Stored items from a collection:

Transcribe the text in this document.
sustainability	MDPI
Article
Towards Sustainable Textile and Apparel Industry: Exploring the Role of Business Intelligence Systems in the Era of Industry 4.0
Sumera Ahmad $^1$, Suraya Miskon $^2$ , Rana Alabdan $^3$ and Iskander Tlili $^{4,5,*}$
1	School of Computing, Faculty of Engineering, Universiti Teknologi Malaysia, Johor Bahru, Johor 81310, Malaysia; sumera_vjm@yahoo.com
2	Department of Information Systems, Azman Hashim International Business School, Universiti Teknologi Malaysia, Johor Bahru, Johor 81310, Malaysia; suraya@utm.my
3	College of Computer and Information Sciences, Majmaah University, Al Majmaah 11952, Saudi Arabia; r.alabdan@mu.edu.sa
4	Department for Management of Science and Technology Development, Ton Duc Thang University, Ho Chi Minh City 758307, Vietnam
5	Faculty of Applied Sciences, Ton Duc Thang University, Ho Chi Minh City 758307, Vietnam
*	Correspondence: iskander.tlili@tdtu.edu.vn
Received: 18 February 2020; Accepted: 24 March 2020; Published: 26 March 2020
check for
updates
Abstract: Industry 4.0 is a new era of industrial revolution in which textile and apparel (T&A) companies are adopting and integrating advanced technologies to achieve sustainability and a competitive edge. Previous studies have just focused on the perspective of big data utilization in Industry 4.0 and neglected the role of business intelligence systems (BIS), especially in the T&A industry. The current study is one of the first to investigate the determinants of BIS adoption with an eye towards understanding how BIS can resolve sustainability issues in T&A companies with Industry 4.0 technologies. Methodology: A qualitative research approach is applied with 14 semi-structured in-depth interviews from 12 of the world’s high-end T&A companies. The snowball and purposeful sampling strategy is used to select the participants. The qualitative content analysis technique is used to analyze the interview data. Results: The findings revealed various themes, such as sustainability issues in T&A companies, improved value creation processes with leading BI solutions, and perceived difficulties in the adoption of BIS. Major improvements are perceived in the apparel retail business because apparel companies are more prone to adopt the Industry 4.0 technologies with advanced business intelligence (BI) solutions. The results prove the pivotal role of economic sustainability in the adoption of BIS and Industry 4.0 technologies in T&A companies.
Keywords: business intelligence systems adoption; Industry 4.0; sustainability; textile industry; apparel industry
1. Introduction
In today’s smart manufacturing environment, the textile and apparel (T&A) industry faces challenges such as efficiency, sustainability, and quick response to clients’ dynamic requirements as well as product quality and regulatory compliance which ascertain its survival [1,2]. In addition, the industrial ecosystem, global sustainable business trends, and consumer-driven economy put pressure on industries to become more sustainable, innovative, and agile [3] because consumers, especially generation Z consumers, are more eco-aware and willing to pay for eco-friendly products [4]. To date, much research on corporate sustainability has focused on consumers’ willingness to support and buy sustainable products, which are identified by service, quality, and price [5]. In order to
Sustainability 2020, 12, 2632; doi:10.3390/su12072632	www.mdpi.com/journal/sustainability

[AIM OF THE TASK]
Report how many lines of the entries hold the word "Vietnam". Nothing else is needed.

[EXERCISE SOLUTION]
2